▸ **Trecho fornecido**:

Teodora, Justiniano e a reencarnação.



Circula faz tempo em livros espíritas e espiritualistas e na internet essa informação e devo informar que ela é incorreta.

 A questão sobre  Teodora  é duvidosa, carece de fontes. Ela é reproduzida faz tempo, mas vejo como mais um jeito de culpar a mulher sobre as coisas.

Já vi isso ser dito até em filmes americanos. Oradores famosos, livros, etc...
Mas nunca vi ninguém  pesquisar as fontes históricas que existem, de fato, sobre Teodora.

Entendamos que a Igreja Católica, como conhecemos não existia ainda. Estava começando a se desenhar nos séculos VI e VII.

O que tínhamos até esse momento eram os bispos, líderes locais. Cada região ou cidade tinha o seu.

 A Igreja Católica estava surgindo por essa época e ela surge, mais ou menos com a cara que temos hoje, como um bastião de resistência da cultura romana, incorporando em seu interior muitas práticas do império em decadência.

O cristianismo a partir do segundo século é tomado pelos intelectuais. Esses teólogos dão a cara do cristianismo, segundo suas ideias e entendimentos. Ali, neste momento, as ideias ligadas à reencarnação desaparecem. Os teólogos, muitos deles por essa época morreram mártires nos circos. Entendiam a que a fonte da redenção  era morrer para ressurgir no mundo espiritual. A ressurreição  era o centro da fé. A própria ideia de ressurgir em espírito no "céu" , foi se perdendo para a ideia de ressureição  em corpo físico.

O que aconteceu nesse concílio é que ficou de uma vez por todas proibido como um dogma de fé a ideia de que a alma já existia antes de nascer.
Isso por que muitos intelectuais cristãos renomados defendiam esta ideia, não exatamente a reencarnação.

▸ **Tarefa curta 1**:
Segundo o texto sobre Teodora e a reencarnação, que ideia ficou proibida como dogma de fé no concílio?
▸ **Tarefa curta 2**:
Continue o texto sobre Teodora e a reencarnação a partir da última frase apresentada.

▸ **Material fornecido**:
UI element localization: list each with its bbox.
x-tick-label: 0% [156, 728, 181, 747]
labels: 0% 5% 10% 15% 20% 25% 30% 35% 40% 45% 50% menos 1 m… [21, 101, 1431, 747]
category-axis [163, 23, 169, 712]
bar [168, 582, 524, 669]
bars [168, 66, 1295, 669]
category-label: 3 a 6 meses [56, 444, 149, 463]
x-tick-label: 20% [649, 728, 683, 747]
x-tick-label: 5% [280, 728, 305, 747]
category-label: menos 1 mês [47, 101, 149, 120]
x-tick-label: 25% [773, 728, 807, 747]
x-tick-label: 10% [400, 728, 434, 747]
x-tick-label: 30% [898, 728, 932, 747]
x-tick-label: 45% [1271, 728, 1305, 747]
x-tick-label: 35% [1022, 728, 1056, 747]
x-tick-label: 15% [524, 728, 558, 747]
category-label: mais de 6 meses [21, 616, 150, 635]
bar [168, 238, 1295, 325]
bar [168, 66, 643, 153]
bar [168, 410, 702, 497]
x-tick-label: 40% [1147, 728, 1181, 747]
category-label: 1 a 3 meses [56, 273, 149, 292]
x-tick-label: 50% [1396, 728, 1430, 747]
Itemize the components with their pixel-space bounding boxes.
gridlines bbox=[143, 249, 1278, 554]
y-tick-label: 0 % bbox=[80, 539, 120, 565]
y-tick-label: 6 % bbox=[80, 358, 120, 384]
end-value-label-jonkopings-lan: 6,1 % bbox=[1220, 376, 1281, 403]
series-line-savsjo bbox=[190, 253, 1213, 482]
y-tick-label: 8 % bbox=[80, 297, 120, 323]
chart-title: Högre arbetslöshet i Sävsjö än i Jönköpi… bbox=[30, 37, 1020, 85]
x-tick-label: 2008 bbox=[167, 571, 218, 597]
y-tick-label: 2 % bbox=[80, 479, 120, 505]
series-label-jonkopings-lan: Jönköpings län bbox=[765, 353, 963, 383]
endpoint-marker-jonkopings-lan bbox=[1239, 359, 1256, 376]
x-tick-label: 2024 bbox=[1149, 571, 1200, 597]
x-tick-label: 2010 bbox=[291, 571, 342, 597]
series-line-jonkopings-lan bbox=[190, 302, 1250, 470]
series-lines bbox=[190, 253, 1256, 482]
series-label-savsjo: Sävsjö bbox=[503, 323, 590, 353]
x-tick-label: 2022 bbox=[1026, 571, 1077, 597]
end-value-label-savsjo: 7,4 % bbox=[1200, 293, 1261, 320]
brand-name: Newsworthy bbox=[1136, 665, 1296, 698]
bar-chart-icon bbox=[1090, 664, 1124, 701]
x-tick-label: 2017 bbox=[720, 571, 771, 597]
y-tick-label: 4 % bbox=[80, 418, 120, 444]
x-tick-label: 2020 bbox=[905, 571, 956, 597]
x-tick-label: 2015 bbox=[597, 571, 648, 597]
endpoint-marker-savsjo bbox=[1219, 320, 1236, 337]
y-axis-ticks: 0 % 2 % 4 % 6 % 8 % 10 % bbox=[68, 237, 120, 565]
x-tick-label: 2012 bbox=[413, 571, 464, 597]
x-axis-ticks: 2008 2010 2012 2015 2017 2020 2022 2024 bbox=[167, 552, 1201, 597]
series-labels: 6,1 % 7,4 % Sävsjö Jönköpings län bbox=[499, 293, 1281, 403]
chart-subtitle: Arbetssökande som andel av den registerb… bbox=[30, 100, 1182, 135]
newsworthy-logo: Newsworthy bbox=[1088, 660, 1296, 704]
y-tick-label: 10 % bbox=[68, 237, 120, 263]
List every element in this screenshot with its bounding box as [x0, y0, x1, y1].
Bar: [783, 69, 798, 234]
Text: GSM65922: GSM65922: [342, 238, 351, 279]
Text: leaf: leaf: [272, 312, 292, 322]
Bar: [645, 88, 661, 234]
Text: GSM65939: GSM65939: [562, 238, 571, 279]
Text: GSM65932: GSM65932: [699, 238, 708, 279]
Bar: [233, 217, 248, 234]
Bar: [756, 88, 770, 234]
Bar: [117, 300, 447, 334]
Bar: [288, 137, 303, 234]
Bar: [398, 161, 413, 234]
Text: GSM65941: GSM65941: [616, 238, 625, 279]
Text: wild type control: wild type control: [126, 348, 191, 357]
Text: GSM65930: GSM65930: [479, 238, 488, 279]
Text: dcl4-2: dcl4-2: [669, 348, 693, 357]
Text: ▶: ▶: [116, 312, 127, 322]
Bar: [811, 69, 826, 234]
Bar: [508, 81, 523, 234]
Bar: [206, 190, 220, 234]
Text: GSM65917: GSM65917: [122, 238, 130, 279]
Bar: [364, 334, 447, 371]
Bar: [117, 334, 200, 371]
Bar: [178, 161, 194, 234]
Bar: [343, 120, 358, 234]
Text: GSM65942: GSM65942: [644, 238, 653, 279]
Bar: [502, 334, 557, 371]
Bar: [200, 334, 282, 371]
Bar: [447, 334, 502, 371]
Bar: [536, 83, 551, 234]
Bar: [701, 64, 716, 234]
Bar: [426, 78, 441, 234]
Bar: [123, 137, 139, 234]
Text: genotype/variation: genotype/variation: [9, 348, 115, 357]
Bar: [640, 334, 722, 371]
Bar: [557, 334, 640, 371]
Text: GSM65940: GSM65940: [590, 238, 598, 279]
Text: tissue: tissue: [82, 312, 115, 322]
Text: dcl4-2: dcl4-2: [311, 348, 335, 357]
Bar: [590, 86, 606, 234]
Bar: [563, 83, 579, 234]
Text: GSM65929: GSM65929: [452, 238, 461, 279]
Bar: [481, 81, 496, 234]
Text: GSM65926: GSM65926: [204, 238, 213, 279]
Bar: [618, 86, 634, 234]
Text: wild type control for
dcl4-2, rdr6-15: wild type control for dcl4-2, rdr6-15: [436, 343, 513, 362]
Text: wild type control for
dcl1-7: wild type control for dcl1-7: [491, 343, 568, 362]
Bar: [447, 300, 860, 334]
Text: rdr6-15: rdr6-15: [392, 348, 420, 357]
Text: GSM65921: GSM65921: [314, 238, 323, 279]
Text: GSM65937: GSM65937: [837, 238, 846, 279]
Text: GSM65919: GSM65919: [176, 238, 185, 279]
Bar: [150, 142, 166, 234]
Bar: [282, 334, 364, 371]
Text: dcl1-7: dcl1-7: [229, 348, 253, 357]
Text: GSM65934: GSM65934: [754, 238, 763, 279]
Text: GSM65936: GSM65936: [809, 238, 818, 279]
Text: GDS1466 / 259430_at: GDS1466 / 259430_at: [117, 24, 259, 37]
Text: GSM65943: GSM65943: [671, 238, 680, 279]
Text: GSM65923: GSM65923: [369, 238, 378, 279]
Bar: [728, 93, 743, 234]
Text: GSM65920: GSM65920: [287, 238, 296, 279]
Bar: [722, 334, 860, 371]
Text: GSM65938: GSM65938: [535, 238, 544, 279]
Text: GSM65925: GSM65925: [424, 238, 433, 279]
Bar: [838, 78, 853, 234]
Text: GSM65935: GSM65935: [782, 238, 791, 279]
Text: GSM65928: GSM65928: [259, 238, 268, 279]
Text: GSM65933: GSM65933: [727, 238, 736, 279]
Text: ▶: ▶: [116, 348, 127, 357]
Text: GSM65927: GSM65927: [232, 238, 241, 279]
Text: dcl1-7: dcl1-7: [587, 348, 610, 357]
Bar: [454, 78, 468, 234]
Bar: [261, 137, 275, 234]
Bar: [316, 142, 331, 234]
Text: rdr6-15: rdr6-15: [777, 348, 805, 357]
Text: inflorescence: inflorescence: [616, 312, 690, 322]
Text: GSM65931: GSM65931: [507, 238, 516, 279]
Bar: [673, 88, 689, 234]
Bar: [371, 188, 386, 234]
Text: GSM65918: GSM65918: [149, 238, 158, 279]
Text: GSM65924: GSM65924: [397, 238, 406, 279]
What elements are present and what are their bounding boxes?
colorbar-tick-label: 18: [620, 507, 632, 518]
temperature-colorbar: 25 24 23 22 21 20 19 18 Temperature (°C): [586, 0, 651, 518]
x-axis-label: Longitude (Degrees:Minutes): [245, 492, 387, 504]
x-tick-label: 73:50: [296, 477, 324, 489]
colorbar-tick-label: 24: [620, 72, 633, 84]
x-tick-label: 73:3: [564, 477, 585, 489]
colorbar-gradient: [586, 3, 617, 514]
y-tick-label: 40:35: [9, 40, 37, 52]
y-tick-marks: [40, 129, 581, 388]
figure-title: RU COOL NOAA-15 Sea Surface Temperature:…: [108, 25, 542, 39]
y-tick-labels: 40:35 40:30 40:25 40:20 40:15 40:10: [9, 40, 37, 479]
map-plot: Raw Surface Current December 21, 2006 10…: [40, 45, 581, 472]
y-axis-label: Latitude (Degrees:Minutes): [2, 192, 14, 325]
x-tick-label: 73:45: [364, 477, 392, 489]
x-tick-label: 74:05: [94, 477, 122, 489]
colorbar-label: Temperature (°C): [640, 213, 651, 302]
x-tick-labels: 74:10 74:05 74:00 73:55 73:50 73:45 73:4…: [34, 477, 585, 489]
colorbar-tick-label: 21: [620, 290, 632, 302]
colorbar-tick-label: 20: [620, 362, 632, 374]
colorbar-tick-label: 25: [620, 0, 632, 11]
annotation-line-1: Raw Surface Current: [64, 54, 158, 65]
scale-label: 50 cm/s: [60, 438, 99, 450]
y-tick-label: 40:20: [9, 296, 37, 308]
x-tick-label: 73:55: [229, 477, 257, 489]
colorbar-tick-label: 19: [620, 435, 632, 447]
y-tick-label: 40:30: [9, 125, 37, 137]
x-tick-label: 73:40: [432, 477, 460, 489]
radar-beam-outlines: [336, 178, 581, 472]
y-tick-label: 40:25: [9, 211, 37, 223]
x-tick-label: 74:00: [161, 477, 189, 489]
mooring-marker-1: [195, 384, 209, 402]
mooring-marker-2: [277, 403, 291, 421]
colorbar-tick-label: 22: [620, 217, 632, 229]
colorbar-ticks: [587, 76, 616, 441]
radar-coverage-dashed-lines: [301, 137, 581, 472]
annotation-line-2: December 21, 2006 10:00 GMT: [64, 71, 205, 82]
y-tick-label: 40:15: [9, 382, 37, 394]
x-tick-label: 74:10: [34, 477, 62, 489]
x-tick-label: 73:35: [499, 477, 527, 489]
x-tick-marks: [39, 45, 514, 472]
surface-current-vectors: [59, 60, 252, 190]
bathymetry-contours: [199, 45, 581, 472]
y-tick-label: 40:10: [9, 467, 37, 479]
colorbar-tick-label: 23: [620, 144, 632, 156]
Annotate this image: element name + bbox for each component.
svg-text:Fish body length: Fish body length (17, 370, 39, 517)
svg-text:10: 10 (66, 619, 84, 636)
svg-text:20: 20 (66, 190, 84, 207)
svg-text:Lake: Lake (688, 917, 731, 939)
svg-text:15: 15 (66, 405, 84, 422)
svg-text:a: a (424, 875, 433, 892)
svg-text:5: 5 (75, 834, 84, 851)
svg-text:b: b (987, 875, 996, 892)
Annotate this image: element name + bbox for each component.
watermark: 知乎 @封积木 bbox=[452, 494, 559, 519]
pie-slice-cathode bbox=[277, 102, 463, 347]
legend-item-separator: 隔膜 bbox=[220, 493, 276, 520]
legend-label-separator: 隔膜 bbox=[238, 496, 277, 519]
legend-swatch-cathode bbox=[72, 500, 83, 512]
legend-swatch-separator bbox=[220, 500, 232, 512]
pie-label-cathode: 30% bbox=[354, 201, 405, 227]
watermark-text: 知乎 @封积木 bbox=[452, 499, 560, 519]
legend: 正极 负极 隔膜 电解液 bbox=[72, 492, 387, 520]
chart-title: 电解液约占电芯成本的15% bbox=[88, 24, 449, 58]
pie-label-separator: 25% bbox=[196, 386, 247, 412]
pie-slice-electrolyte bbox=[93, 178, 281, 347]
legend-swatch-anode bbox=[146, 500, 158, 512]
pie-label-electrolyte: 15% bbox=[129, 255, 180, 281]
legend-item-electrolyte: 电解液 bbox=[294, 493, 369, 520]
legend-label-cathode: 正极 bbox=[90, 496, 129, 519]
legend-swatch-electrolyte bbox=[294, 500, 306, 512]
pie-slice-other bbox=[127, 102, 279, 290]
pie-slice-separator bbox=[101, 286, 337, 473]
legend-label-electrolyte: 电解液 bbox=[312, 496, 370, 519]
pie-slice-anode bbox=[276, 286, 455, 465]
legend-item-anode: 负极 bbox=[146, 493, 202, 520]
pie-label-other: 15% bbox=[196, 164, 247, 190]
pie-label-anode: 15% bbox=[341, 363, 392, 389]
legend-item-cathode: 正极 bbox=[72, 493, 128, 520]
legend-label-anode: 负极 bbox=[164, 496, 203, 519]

▸ **Resposta escrita 1**:
A ideia de que a alma já existia antes de nascer.

▸ **Resposta escrita 2**:
A ideia da reencarnação existia entre alguns  cristãos por essa época, mas poucos, e muito vagamente. Antes, nos inícios do cristianismo do primeiro século, quando os cristãos eram também judeus, podemos dizer que havia sim a crença na reencarnação, por que os judeus tinham  a reencarnação como uma possibilidade, e ainda tem.
  Mas após a dispersão do povo judaico e a independência do cristianismo do judaísmo, feita por Paulo de Tarso, nós começamos a ter, já no II século e III século, intelectuais cristãos que começam a descartar essas  idéias, tidas como não fundamentais e mesmo como interferências expúrias do vero cristianismo. Pois a pedra fundamental começa a ser a ressurreição no sentido de ir em corpo físico para o céu. E Jesus como Deus. ( lógico havia muita discordância sobre isso entre os intelectuais cristaos, mas no final os que acreditavam nisso ganharam mais espaço e impuseram suas idéias)

 E, quando o cristianismo no século IV começa a ter espaço ele busca, pouco a pouco, descartar a reencarnação de seus postulados, isso por que no império romano circulavam várias crenças reencarnacionistas, como os gnósticos, cristãos ou não, os judeus,  os neoplatônicos, os pitagóricos, etc...

 Alguns cristãos mantinham a reencarnação, no conjunto de suas crenças, mas nesses poucos ela
não era algo importante ou crucial na fé deles, nem algo escrito, pois os cristianismos espalhados tinham uma variedade imensa de crenças e nuances.
E nessa época escrever as crenças  eram fundamentais para que as mesmas se perpetuassem. Por isso afirmamos que os letrados teólogos desde o século II delinearam o caminho teológico que  o cristianismo seguiria, pelo simples fato de que eles eram letrados, intelectuais e capazes de influenciar as mais importantes comunidades cristãs da época, aquelas que tinham maior número de adeptos e que liam seus escritos.

Precisamos lembrar que os escritos eram feitos à mão, eram pouquíssimos,  como eram poucos aqueles que sabiam ler e escrever.
Um texto só era reproduzido se houvesse interesse nele.  Portanto os diversos cristianismos que haviam, com suas diversas nuanças foram se extinguindo na medida que os líderes dos grandes centros foram disseminando sua rede de saberes para outros grupos e demonizando toda ou qualquer vertente que tivesse contato com crenças  tradicionais judias, hindus platônicas,  mistéricas, órficas, pitagóricas, caldéias, etc,  conhecidas em sua grande maioria com o título de gnósticas.


 Os concílios surgiram justamente para uniformizar a fé e não permitir idéias diferentes. Com o surgimento de uma proposta de uma só Igreja Universal, ou seja, única, católico quer dizer universal, buscou-se uniformizar a fé, impondo-a num formato único e excludente. Na verdade, com o crescimento do cristianismo, nos seus inícios  haviam muitas vertentes, pregando muitas coisas diferentes.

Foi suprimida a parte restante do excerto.